Objective
Scan the lines below; pull out those with "study".

————

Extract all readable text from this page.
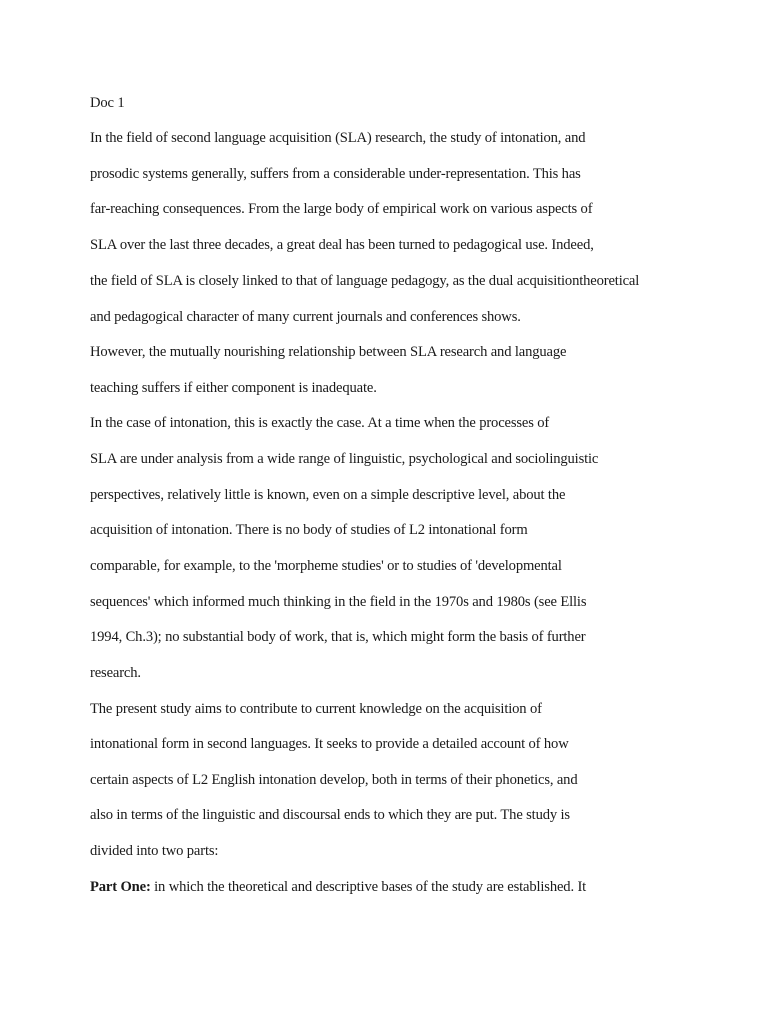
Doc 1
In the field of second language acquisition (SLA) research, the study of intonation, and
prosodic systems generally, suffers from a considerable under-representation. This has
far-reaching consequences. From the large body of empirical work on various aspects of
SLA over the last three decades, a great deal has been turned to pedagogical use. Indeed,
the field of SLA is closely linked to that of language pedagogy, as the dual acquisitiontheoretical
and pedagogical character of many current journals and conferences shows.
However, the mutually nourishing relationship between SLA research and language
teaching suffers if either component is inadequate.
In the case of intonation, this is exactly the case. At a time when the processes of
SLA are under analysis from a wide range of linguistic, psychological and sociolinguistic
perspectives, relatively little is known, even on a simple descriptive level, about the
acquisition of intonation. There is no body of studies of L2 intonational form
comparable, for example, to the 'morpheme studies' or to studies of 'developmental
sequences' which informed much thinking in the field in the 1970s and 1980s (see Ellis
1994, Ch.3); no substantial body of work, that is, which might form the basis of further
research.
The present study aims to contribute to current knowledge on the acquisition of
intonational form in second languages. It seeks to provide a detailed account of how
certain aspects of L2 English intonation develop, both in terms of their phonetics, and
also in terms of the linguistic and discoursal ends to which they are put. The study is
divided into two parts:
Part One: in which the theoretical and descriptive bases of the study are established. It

————

Finished answer
In the field of second language acquisition (SLA) research, the study of intonation, and
The present study aims to contribute to current knowledge on the acquisition of
also in terms of the linguistic and discoursal ends to which they are put. The study is
Part One: in which the theoretical and descriptive bases of the study are established. It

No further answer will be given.